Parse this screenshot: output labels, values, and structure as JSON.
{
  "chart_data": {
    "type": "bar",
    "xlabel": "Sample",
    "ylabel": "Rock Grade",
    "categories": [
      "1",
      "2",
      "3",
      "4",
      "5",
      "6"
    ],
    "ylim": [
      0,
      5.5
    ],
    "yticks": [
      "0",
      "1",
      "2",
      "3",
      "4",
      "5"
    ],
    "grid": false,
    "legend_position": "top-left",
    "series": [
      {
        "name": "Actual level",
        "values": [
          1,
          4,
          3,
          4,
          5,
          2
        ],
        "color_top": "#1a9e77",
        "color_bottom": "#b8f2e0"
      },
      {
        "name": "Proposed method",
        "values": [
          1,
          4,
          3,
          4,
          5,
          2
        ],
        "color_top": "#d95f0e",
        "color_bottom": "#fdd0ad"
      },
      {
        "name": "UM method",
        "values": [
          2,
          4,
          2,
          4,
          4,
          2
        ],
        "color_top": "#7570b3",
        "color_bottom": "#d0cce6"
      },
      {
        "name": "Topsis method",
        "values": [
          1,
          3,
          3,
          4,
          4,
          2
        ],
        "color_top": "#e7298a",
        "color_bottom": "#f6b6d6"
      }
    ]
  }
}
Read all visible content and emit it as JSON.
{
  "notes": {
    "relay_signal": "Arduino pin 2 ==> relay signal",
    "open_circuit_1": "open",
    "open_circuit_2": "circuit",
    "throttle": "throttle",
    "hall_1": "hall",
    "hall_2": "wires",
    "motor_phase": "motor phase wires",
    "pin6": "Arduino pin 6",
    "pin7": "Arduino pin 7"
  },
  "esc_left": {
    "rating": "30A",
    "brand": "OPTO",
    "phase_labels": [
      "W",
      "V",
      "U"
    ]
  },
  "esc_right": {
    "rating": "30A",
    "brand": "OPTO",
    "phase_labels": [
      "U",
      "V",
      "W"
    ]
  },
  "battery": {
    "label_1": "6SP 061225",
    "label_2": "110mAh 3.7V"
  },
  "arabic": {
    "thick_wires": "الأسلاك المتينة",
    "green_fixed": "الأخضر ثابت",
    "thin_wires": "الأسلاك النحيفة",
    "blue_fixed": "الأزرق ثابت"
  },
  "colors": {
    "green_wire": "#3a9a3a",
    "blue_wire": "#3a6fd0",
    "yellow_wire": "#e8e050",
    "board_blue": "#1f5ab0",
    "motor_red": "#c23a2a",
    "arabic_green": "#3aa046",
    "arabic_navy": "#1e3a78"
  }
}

····················

Give all the entries again exactly; leave none out.

• [Reply to the task]
Parse this screenshot: output labels, values, and structure as JSON.
{
  "chart_data": {
    "type": "bar",
    "xlabel": "Sample",
    "ylabel": "Rock Grade",
    "categories": [
      "1",
      "2",
      "3",
      "4",
      "5",
      "6"
    ],
    "ylim": [
      0,
      5.5
    ],
    "yticks": [
      "0",
      "1",
      "2",
      "3",
      "4",
      "5"
    ],
    "grid": false,
    "legend_position": "top-left",
    "series": [
      {
        "name": "Actual level",
        "values": [
          1,
          4,
          3,
          4,
          5,
          2
        ],
        "color_top": "#1a9e77",
        "color_bottom": "#b8f2e0"
      },
      {
        "name": "Proposed method",
        "values": [
          1,
          4,
          3,
          4,
          5,
          2
        ],
        "color_top": "#d95f0e",
        "color_bottom": "#fdd0ad"
      },
      {
        "name": "UM method",
        "values": [
          2,
          4,
          2,
          4,
          4,
          2
        ],
        "color_top": "#7570b3",
        "color_bottom": "#d0cce6"
      },
      {
        "name": "Topsis method",
        "values": [
          1,
          3,
          3,
          4,
          4,
          2
        ],
        "color_top": "#e7298a",
        "color_bottom": "#f6b6d6"
      }
    ]
  }
}
Read all visible content and emit it as JSON.
{
  "notes": {
    "relay_signal": "Arduino pin 2 ==> relay signal",
    "open_circuit_1": "open",
    "open_circuit_2": "circuit",
    "throttle": "throttle",
    "hall_1": "hall",
    "hall_2": "wires",
    "motor_phase": "motor phase wires",
    "pin6": "Arduino pin 6",
    "pin7": "Arduino pin 7"
  },
  "esc_left": {
    "rating": "30A",
    "brand": "OPTO",
    "phase_labels": [
      "W",
      "V",
      "U"
    ]
  },
  "esc_right": {
    "rating": "30A",
    "brand": "OPTO",
    "phase_labels": [
      "U",
      "V",
      "W"
    ]
  },
  "battery": {
    "label_1": "6SP 061225",
    "label_2": "110mAh 3.7V"
  },
  "arabic": {
    "thick_wires": "الأسلاك المتينة",
    "green_fixed": "الأخضر ثابت",
    "thin_wires": "الأسلاك النحيفة",
    "blue_fixed": "الأزرق ثابت"
  },
  "colors": {
    "green_wire": "#3a9a3a",
    "blue_wire": "#3a6fd0",
    "yellow_wire": "#e8e050",
    "board_blue": "#1f5ab0",
    "motor_red": "#c23a2a",
    "arabic_green": "#3aa046",
    "arabic_navy": "#1e3a78"
  }
}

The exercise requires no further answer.